=== Requirements ===
Are you able to retype all the records below exactly?

=== Listed records ===
──────
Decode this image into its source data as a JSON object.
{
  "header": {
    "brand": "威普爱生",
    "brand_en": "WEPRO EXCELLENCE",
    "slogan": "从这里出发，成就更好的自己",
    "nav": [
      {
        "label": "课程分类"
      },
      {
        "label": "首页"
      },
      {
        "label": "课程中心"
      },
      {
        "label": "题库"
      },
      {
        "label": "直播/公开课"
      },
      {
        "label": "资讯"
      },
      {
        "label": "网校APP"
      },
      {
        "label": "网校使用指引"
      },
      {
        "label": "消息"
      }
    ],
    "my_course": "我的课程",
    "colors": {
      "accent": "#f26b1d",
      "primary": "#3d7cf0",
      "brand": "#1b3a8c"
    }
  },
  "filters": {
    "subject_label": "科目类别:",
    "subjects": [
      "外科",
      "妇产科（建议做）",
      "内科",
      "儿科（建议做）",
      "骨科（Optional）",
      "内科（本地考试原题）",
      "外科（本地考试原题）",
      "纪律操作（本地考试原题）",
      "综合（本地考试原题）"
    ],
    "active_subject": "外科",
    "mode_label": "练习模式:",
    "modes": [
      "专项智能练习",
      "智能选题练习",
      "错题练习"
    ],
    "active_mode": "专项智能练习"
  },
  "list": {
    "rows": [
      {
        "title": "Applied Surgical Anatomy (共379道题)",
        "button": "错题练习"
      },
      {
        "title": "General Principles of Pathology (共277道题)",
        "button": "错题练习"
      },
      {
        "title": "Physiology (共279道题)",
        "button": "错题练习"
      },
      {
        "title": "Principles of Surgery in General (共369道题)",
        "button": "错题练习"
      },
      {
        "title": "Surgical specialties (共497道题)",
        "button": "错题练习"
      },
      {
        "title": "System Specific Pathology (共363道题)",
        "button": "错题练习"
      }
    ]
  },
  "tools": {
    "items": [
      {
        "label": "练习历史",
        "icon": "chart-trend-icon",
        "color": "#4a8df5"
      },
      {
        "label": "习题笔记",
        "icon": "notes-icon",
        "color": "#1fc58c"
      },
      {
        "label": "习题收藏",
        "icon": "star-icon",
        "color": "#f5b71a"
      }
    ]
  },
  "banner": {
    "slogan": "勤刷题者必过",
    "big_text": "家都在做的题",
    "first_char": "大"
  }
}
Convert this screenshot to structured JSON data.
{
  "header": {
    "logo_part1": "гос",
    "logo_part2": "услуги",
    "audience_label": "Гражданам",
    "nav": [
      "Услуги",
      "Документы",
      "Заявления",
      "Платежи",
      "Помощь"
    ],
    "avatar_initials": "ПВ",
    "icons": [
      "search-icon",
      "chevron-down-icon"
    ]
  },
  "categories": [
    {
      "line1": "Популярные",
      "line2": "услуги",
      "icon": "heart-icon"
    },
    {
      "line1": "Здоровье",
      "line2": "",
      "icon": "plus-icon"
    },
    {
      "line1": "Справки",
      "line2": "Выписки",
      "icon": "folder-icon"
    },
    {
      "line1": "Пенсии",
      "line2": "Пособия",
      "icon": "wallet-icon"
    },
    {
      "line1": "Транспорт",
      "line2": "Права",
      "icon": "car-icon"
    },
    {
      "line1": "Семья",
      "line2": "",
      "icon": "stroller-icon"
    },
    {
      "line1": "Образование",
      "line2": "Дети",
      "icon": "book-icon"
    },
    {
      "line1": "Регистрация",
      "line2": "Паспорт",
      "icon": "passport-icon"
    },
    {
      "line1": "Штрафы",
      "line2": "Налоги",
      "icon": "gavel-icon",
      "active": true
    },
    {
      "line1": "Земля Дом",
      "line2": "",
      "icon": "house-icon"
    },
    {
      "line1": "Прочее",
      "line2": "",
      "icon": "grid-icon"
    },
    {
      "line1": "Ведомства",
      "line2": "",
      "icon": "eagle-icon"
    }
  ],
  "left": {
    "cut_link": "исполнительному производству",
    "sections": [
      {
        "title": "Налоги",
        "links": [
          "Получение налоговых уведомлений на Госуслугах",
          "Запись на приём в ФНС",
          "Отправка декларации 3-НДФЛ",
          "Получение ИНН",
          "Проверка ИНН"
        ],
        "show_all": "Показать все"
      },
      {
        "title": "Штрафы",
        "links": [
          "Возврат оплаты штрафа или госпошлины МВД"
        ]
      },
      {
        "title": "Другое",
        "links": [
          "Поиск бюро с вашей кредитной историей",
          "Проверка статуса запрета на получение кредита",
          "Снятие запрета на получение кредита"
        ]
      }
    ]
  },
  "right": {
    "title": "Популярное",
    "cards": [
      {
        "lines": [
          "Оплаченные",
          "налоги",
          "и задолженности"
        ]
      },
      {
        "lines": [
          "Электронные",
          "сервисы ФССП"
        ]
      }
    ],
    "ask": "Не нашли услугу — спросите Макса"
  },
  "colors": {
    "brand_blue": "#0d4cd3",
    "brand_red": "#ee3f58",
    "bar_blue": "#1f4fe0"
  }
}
──────
=== The result ===
Decode this image into its source data as a JSON object.
{
  "header": {
    "brand": "威普爱生",
    "brand_en": "WEPRO EXCELLENCE",
    "slogan": "从这里出发，成就更好的自己",
    "nav": [
      {
        "label": "课程分类"
      },
      {
        "label": "首页"
      },
      {
        "label": "课程中心"
      },
      {
        "label": "题库"
      },
      {
        "label": "直播/公开课"
      },
      {
        "label": "资讯"
      },
      {
        "label": "网校APP"
      },
      {
        "label": "网校使用指引"
      },
      {
        "label": "消息"
      }
    ],
    "my_course": "我的课程",
    "colors": {
      "accent": "#f26b1d",
      "primary": "#3d7cf0",
      "brand": "#1b3a8c"
    }
  },
  "filters": {
    "subject_label": "科目类别:",
    "subjects": [
      "外科",
      "妇产科（建议做）",
      "内科",
      "儿科（建议做）",
      "骨科（Optional）",
      "内科（本地考试原题）",
      "外科（本地考试原题）",
      "纪律操作（本地考试原题）",
      "综合（本地考试原题）"
    ],
    "active_subject": "外科",
    "mode_label": "练习模式:",
    "modes": [
      "专项智能练习",
      "智能选题练习",
      "错题练习"
    ],
    "active_mode": "专项智能练习"
  },
  "list": {
    "rows": [
      {
        "title": "Applied Surgical Anatomy (共379道题)",
        "button": "错题练习"
      },
      {
        "title": "General Principles of Pathology (共277道题)",
        "button": "错题练习"
      },
      {
        "title": "Physiology (共279道题)",
        "button": "错题练习"
      },
      {
        "title": "Principles of Surgery in General (共369道题)",
        "button": "错题练习"
      },
      {
        "title": "Surgical specialties (共497道题)",
        "button": "错题练习"
      },
      {
        "title": "System Specific Pathology (共363道题)",
        "button": "错题练习"
      }
    ]
  },
  "tools": {
    "items": [
      {
        "label": "练习历史",
        "icon": "chart-trend-icon",
        "color": "#4a8df5"
      },
      {
        "label": "习题笔记",
        "icon": "notes-icon",
        "color": "#1fc58c"
      },
      {
        "label": "习题收藏",
        "icon": "star-icon",
        "color": "#f5b71a"
      }
    ]
  },
  "banner": {
    "slogan": "勤刷题者必过",
    "big_text": "家都在做的题",
    "first_char": "大"
  }
}
Convert this screenshot to structured JSON data.
{
  "header": {
    "logo_part1": "гос",
    "logo_part2": "услуги",
    "audience_label": "Гражданам",
    "nav": [
      "Услуги",
      "Документы",
      "Заявления",
      "Платежи",
      "Помощь"
    ],
    "avatar_initials": "ПВ",
    "icons": [
      "search-icon",
      "chevron-down-icon"
    ]
  },
  "categories": [
    {
      "line1": "Популярные",
      "line2": "услуги",
      "icon": "heart-icon"
    },
    {
      "line1": "Здоровье",
      "line2": "",
      "icon": "plus-icon"
    },
    {
      "line1": "Справки",
      "line2": "Выписки",
      "icon": "folder-icon"
    },
    {
      "line1": "Пенсии",
      "line2": "Пособия",
      "icon": "wallet-icon"
    },
    {
      "line1": "Транспорт",
      "line2": "Права",
      "icon": "car-icon"
    },
    {
      "line1": "Семья",
      "line2": "",
      "icon": "stroller-icon"
    },
    {
      "line1": "Образование",
      "line2": "Дети",
      "icon": "book-icon"
    },
    {
      "line1": "Регистрация",
      "line2": "Паспорт",
      "icon": "passport-icon"
    },
    {
      "line1": "Штрафы",
      "line2": "Налоги",
      "icon": "gavel-icon",
      "active": true
    },
    {
      "line1": "Земля Дом",
      "line2": "",
      "icon": "house-icon"
    },
    {
      "line1": "Прочее",
      "line2": "",
      "icon": "grid-icon"
    },
    {
      "line1": "Ведомства",
      "line2": "",
      "icon": "eagle-icon"
    }
  ],
  "left": {
    "cut_link": "исполнительному производству",
    "sections": [
      {
        "title": "Налоги",
        "links": [
          "Получение налоговых уведомлений на Госуслугах",
          "Запись на приём в ФНС",
          "Отправка декларации 3-НДФЛ",
          "Получение ИНН",
          "Проверка ИНН"
        ],
        "show_all": "Показать все"
      },
      {
        "title": "Штрафы",
        "links": [
          "Возврат оплаты штрафа или госпошлины МВД"
        ]
      },
      {
        "title": "Другое",
        "links": [
          "Поиск бюро с вашей кредитной историей",
          "Проверка статуса запрета на получение кредита",
          "Снятие запрета на получение кредита"
        ]
      }
    ]
  },
  "right": {
    "title": "Популярное",
    "cards": [
      {
        "lines": [
          "Оплаченные",
          "налоги",
          "и задолженности"
        ]
      },
      {
        "lines": [
          "Электронные",
          "сервисы ФССП"
        ]
      }
    ],
    "ask": "Не нашли услугу — спросите Макса"
  },
  "colors": {
    "brand_blue": "#0d4cd3",
    "brand_red": "#ee3f58",
    "bar_blue": "#1f4fe0"
  }
}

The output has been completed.